OBJECTIVE: Find the word "text" in the listing; pull out each line holding it.
-- start EXERCISE INPUT --
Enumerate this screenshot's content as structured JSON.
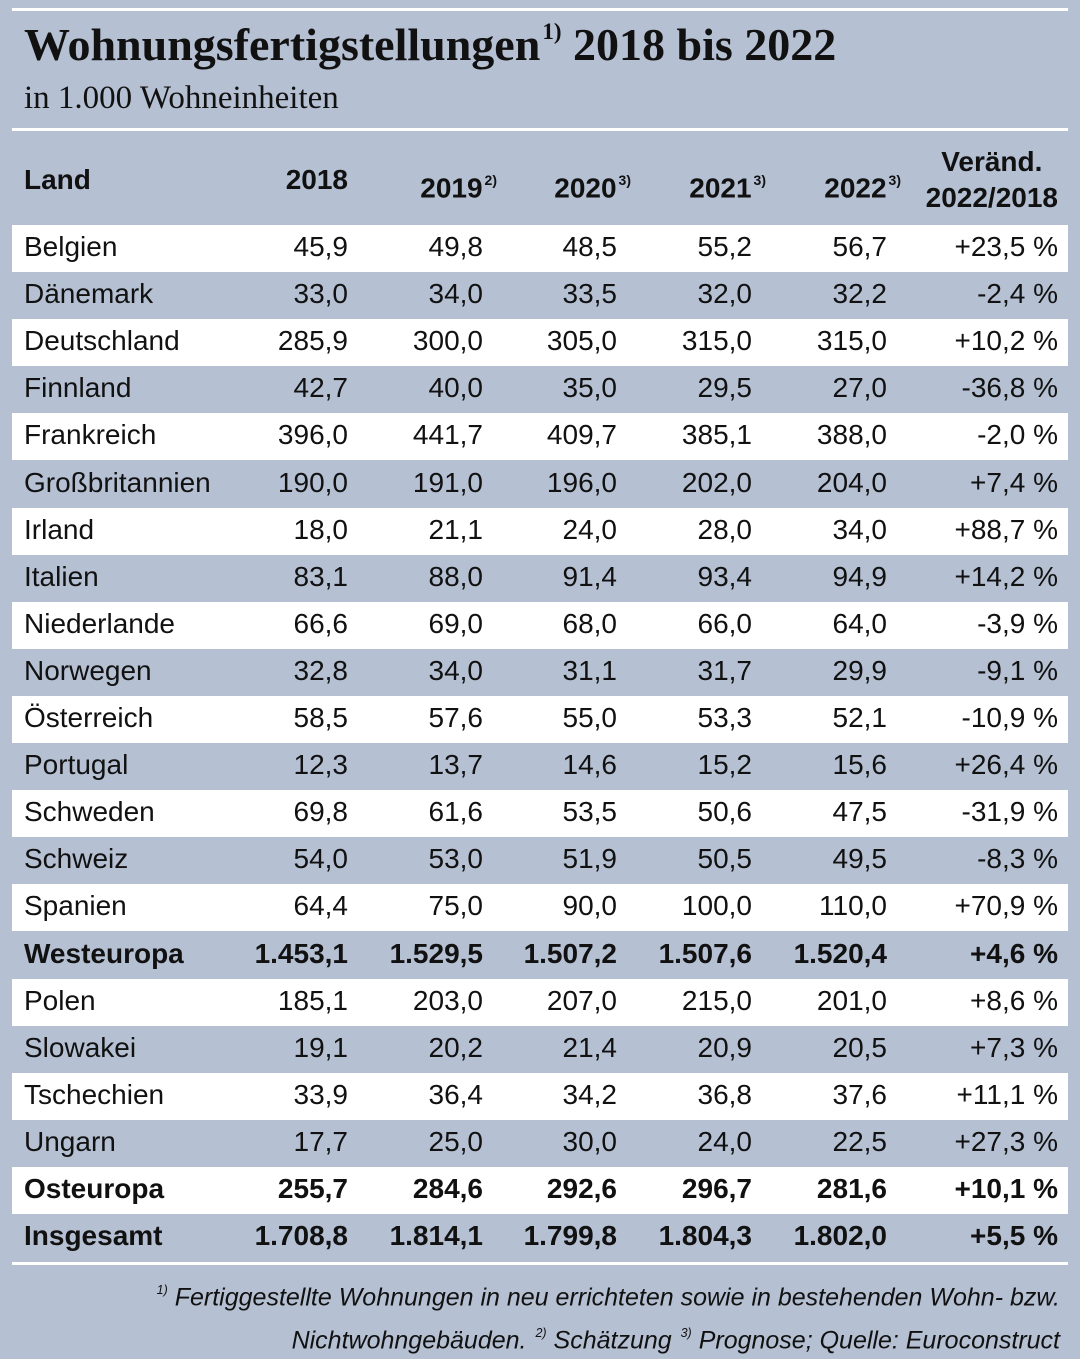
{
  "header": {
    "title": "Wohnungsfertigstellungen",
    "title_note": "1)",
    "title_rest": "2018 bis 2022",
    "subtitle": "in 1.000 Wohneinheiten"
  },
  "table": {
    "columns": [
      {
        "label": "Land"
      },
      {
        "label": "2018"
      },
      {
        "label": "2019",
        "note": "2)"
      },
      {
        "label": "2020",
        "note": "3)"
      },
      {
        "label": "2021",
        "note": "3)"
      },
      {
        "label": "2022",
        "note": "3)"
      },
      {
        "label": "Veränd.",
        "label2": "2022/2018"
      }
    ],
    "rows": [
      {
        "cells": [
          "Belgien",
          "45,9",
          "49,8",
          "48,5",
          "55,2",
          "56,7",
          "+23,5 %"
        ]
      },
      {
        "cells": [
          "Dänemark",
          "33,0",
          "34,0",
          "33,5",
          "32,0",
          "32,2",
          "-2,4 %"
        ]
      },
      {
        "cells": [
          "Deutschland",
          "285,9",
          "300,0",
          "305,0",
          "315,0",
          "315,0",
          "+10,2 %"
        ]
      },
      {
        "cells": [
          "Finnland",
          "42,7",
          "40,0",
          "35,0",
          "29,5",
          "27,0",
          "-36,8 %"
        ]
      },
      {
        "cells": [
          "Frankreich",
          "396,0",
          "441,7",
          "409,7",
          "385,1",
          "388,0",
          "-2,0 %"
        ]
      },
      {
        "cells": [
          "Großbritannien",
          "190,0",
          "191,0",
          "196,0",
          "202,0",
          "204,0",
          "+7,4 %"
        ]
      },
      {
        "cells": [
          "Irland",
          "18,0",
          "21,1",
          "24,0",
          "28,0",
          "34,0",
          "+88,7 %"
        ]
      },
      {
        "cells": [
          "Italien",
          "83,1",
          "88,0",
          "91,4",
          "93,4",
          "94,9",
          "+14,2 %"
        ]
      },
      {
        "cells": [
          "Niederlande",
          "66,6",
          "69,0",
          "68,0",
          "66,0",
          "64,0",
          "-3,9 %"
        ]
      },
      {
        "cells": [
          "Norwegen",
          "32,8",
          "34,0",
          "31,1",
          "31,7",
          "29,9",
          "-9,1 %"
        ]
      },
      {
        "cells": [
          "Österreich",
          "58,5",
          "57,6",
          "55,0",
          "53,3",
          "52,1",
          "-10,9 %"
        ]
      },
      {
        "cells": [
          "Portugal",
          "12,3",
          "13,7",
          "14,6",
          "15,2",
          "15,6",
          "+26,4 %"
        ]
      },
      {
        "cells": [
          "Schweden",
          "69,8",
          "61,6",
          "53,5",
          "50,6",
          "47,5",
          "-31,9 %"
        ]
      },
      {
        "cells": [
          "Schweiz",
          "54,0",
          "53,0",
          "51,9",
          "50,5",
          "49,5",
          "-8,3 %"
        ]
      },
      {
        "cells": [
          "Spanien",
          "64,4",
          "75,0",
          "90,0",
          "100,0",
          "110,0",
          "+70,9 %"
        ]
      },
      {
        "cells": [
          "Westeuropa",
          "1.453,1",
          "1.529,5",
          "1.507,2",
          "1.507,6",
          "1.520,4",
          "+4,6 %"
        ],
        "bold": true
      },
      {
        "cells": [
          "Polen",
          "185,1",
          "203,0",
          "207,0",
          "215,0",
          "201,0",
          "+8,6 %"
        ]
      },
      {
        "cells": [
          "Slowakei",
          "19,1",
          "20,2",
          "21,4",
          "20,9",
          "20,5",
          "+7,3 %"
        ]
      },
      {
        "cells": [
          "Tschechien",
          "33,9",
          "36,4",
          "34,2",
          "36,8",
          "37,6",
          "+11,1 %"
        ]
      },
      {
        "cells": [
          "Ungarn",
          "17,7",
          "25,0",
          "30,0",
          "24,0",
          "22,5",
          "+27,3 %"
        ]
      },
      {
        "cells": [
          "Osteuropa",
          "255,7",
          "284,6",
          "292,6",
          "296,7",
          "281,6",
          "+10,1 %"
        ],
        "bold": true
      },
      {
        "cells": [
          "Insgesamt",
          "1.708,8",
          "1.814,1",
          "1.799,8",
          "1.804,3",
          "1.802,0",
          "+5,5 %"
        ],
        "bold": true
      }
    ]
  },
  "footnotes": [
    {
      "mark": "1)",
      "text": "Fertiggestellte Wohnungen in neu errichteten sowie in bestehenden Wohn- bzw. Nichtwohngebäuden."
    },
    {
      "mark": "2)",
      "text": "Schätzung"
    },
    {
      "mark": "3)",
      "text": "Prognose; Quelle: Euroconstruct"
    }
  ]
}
-- end EXERCISE INPUT --
-- start EXERCISE INPUT --
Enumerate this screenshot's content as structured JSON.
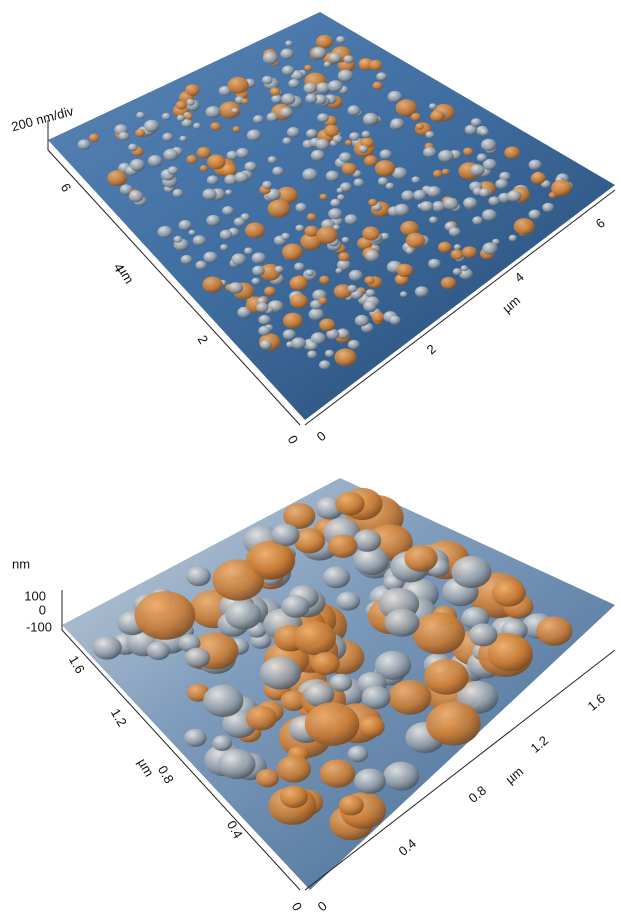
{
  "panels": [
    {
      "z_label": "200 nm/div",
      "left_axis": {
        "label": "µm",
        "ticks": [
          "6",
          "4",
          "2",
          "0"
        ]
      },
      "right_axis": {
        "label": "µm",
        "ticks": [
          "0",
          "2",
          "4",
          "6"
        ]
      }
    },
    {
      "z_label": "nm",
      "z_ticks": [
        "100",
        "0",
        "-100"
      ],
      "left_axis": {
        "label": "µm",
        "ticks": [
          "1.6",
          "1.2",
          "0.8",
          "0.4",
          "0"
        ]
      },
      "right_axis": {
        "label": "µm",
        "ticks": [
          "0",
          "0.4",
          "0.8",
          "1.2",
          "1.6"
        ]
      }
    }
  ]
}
-- end EXERCISE INPUT --
RESPONSE BELOW:
      "text": "Fertiggestellte Wohnungen in neu errichteten sowie in bestehenden Wohn- bzw. Nichtwohngebäuden."
      "text": "Schätzung"
      "text": "Prognose; Quelle: Euroconstruct"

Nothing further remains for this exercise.